#### [JOB]
Show only lines that include "this".

#### [INFORMATION GIVEN]
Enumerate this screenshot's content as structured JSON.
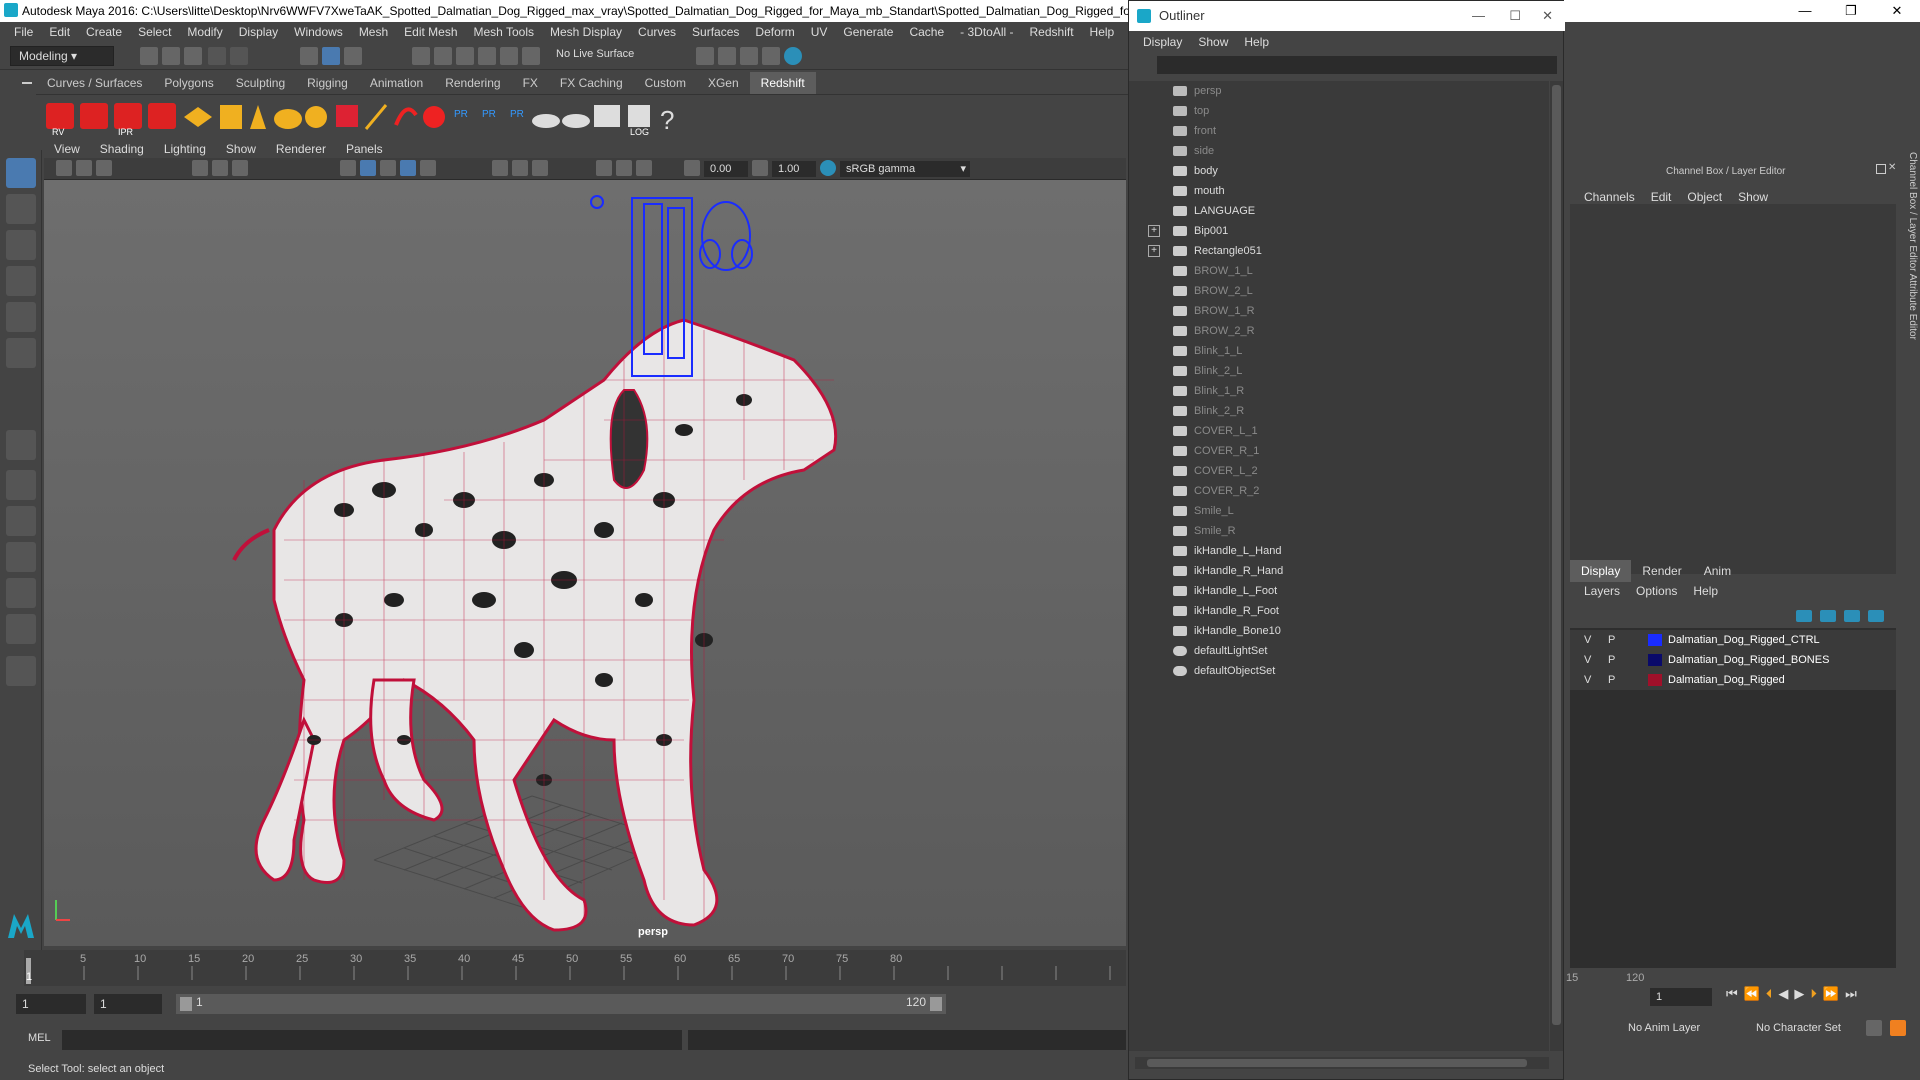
{
  "window": {
    "title": "Autodesk Maya 2016: C:\\Users\\litte\\Desktop\\Nrv6WWFV7XweTaAK_Spotted_Dalmatian_Dog_Rigged_max_vray\\Spotted_Dalmatian_Dog_Rigged_for_Maya_mb_Standart\\Spotted_Dalmatian_Dog_Rigged_for_Maya",
    "min": "—",
    "max": "❐",
    "close": "✕"
  },
  "menubar": [
    "File",
    "Edit",
    "Create",
    "Select",
    "Modify",
    "Display",
    "Windows",
    "Mesh",
    "Edit Mesh",
    "Mesh Tools",
    "Mesh Display",
    "Curves",
    "Surfaces",
    "Deform",
    "UV",
    "Generate",
    "Cache",
    "- 3DtoAll -",
    "Redshift",
    "Help"
  ],
  "status": {
    "mode": "Modeling",
    "live_surface": "No Live Surface"
  },
  "shelf_tabs": [
    "Curves / Surfaces",
    "Polygons",
    "Sculpting",
    "Rigging",
    "Animation",
    "Rendering",
    "FX",
    "FX Caching",
    "Custom",
    "XGen",
    "Redshift"
  ],
  "shelf_active": "Redshift",
  "shelf_labels": {
    "rv": "RV",
    "ipr": "IPR",
    "pr1": "PR",
    "pr2": "PR",
    "pr3": "PR",
    "log": "LOG",
    "help": "?"
  },
  "panel_menu": [
    "View",
    "Shading",
    "Lighting",
    "Show",
    "Renderer",
    "Panels"
  ],
  "panel_tools": {
    "exposure": "0.00",
    "gamma": "1.00",
    "colorspace": "sRGB gamma"
  },
  "viewport": {
    "camera_label": "persp"
  },
  "timeline": {
    "ticks": [
      "5",
      "10",
      "15",
      "20",
      "25",
      "30",
      "35",
      "40",
      "45",
      "50",
      "55",
      "60",
      "65",
      "70",
      "75",
      "80"
    ],
    "current": "1",
    "right_ticks": [
      "15",
      "120"
    ]
  },
  "range": {
    "start": "1",
    "start2": "1",
    "slider_start": "1",
    "slider_end": "120",
    "current_frame": "1",
    "anim_layer": "No Anim Layer",
    "char_set": "No Character Set"
  },
  "cmd": {
    "label": "MEL"
  },
  "helpline": "Select Tool: select an object",
  "outliner": {
    "title": "Outliner",
    "menu": [
      "Display",
      "Show",
      "Help"
    ],
    "items": [
      {
        "label": "persp",
        "type": "camera",
        "dim": true
      },
      {
        "label": "top",
        "type": "camera",
        "dim": true
      },
      {
        "label": "front",
        "type": "camera",
        "dim": true
      },
      {
        "label": "side",
        "type": "camera",
        "dim": true
      },
      {
        "label": "body",
        "type": "mesh",
        "dim": false
      },
      {
        "label": "mouth",
        "type": "mesh",
        "dim": false
      },
      {
        "label": "LANGUAGE",
        "type": "mesh",
        "dim": false
      },
      {
        "label": "Bip001",
        "type": "joint",
        "dim": false,
        "expand": true
      },
      {
        "label": "Rectangle051",
        "type": "mesh",
        "dim": false,
        "expand": true
      },
      {
        "label": "BROW_1_L",
        "type": "mesh",
        "dim": true
      },
      {
        "label": "BROW_2_L",
        "type": "mesh",
        "dim": true
      },
      {
        "label": "BROW_1_R",
        "type": "mesh",
        "dim": true
      },
      {
        "label": "BROW_2_R",
        "type": "mesh",
        "dim": true
      },
      {
        "label": "Blink_1_L",
        "type": "mesh",
        "dim": true
      },
      {
        "label": "Blink_2_L",
        "type": "mesh",
        "dim": true
      },
      {
        "label": "Blink_1_R",
        "type": "mesh",
        "dim": true
      },
      {
        "label": "Blink_2_R",
        "type": "mesh",
        "dim": true
      },
      {
        "label": "COVER_L_1",
        "type": "mesh",
        "dim": true
      },
      {
        "label": "COVER_R_1",
        "type": "mesh",
        "dim": true
      },
      {
        "label": "COVER_L_2",
        "type": "mesh",
        "dim": true
      },
      {
        "label": "COVER_R_2",
        "type": "mesh",
        "dim": true
      },
      {
        "label": "Smile_L",
        "type": "mesh",
        "dim": true
      },
      {
        "label": "Smile_R",
        "type": "mesh",
        "dim": true
      },
      {
        "label": "ikHandle_L_Hand",
        "type": "ik",
        "dim": false
      },
      {
        "label": "ikHandle_R_Hand",
        "type": "ik",
        "dim": false
      },
      {
        "label": "ikHandle_L_Foot",
        "type": "ik",
        "dim": false
      },
      {
        "label": "ikHandle_R_Foot",
        "type": "ik",
        "dim": false
      },
      {
        "label": "ikHandle_Bone10",
        "type": "ik",
        "dim": false
      },
      {
        "label": "defaultLightSet",
        "type": "set",
        "dim": false
      },
      {
        "label": "defaultObjectSet",
        "type": "set",
        "dim": false
      }
    ]
  },
  "channel_box": {
    "title": "Channel Box / Layer Editor",
    "menu": [
      "Channels",
      "Edit",
      "Object",
      "Show"
    ],
    "side_tabs": "Channel Box / Layer Editor    Attribute Editor"
  },
  "layer_editor": {
    "tabs": [
      "Display",
      "Render",
      "Anim"
    ],
    "active_tab": "Display",
    "menu": [
      "Layers",
      "Options",
      "Help"
    ],
    "layers": [
      {
        "v": "V",
        "p": "P",
        "name": "Dalmatian_Dog_Rigged_CTRL",
        "color": "#1a2cff"
      },
      {
        "v": "V",
        "p": "P",
        "name": "Dalmatian_Dog_Rigged_BONES",
        "color": "#0a0a6a"
      },
      {
        "v": "V",
        "p": "P",
        "name": "Dalmatian_Dog_Rigged",
        "color": "#a0102a"
      }
    ]
  }
}
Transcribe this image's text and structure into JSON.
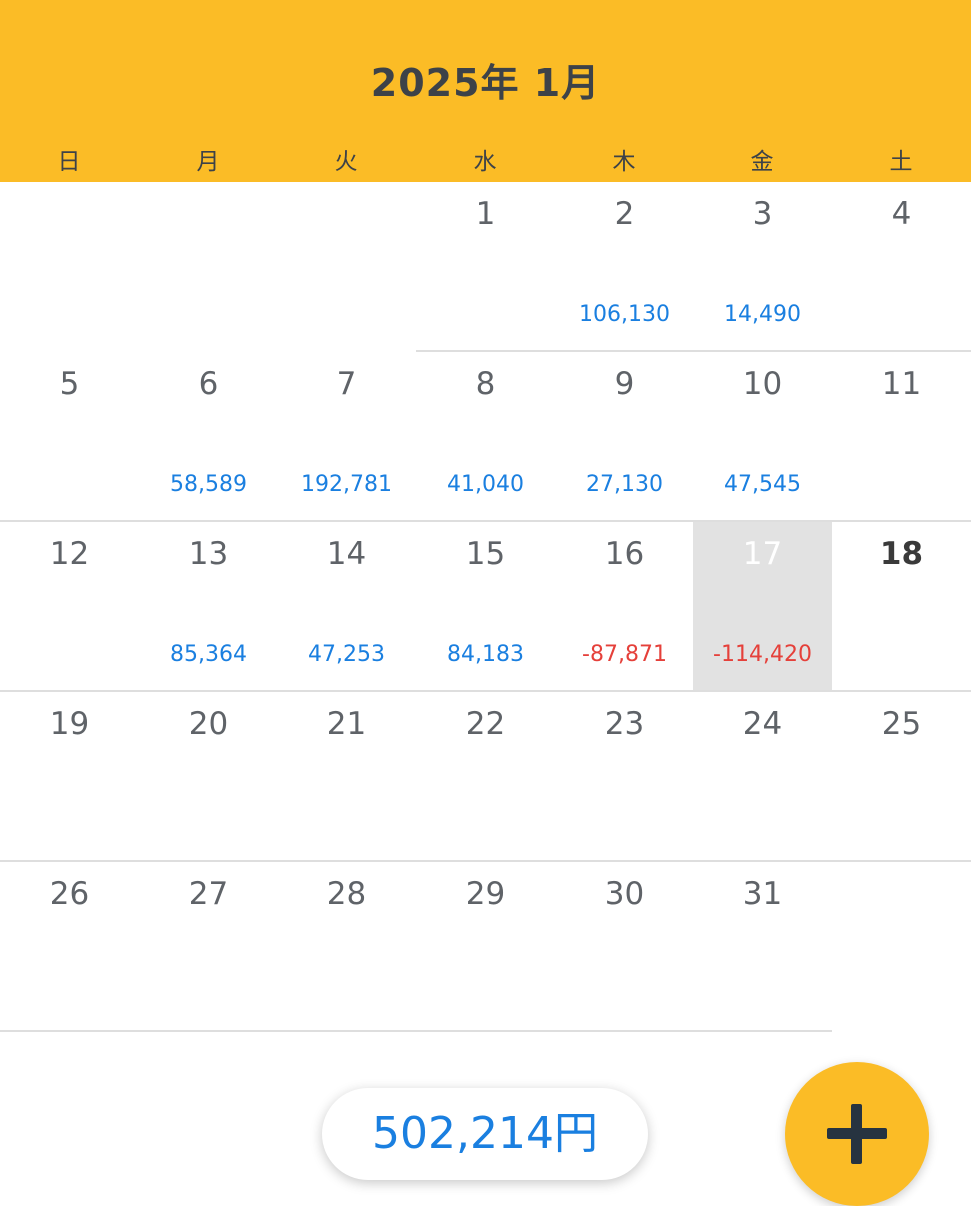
{
  "header": {
    "title": "2025年 1月"
  },
  "colors": {
    "accent": "#FBBC26",
    "positive": "#1a7fe0",
    "negative": "#e5403a",
    "selected": "#e2e2e2"
  },
  "weekdays": [
    "日",
    "月",
    "火",
    "水",
    "木",
    "金",
    "土"
  ],
  "calendar": {
    "weeks": [
      [
        {
          "day": "",
          "amount": ""
        },
        {
          "day": "",
          "amount": ""
        },
        {
          "day": "",
          "amount": ""
        },
        {
          "day": "1",
          "amount": ""
        },
        {
          "day": "2",
          "amount": "106,130"
        },
        {
          "day": "3",
          "amount": "14,490"
        },
        {
          "day": "4",
          "amount": ""
        }
      ],
      [
        {
          "day": "5",
          "amount": ""
        },
        {
          "day": "6",
          "amount": "58,589"
        },
        {
          "day": "7",
          "amount": "192,781"
        },
        {
          "day": "8",
          "amount": "41,040"
        },
        {
          "day": "9",
          "amount": "27,130"
        },
        {
          "day": "10",
          "amount": "47,545"
        },
        {
          "day": "11",
          "amount": ""
        }
      ],
      [
        {
          "day": "12",
          "amount": ""
        },
        {
          "day": "13",
          "amount": "85,364"
        },
        {
          "day": "14",
          "amount": "47,253"
        },
        {
          "day": "15",
          "amount": "84,183"
        },
        {
          "day": "16",
          "amount": "-87,871",
          "negative": true
        },
        {
          "day": "17",
          "amount": "-114,420",
          "negative": true,
          "selected": true
        },
        {
          "day": "18",
          "amount": "",
          "today": true
        }
      ],
      [
        {
          "day": "19",
          "amount": ""
        },
        {
          "day": "20",
          "amount": ""
        },
        {
          "day": "21",
          "amount": ""
        },
        {
          "day": "22",
          "amount": ""
        },
        {
          "day": "23",
          "amount": ""
        },
        {
          "day": "24",
          "amount": ""
        },
        {
          "day": "25",
          "amount": ""
        }
      ],
      [
        {
          "day": "26",
          "amount": ""
        },
        {
          "day": "27",
          "amount": ""
        },
        {
          "day": "28",
          "amount": ""
        },
        {
          "day": "29",
          "amount": ""
        },
        {
          "day": "30",
          "amount": ""
        },
        {
          "day": "31",
          "amount": ""
        },
        {
          "day": "",
          "amount": ""
        }
      ]
    ]
  },
  "total": {
    "label": "502,214円"
  },
  "fab": {
    "icon": "plus-icon"
  }
}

#### [SOLUTION]
Enumerate this screenshot's content as structured JSON.
Transcribe this image's text and structure into JSON.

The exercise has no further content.